▶ **GOAL**:
Pick out every line of the entries below where "color" occurs, and copy those lines.

-- Begin PROVIDED RECORDS --

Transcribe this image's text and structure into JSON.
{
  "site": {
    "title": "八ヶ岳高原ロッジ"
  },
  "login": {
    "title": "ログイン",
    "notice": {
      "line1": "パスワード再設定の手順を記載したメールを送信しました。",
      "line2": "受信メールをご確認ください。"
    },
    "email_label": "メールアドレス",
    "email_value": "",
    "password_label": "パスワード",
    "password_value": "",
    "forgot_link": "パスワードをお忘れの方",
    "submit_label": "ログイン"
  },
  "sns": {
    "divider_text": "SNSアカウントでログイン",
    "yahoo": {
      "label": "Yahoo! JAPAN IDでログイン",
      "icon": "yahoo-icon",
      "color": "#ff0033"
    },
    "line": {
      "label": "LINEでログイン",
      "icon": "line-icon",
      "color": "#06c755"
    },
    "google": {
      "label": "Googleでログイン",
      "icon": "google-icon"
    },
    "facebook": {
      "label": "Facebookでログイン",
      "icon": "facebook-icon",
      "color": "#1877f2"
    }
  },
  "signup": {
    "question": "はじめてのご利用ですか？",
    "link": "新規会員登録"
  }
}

-- End PROVIDED RECORDS --

▶ **SOLUTION TO THIS EXERCISE**:
      "color": "#ff0033"
      "color": "#06c755"
      "color": "#1877f2"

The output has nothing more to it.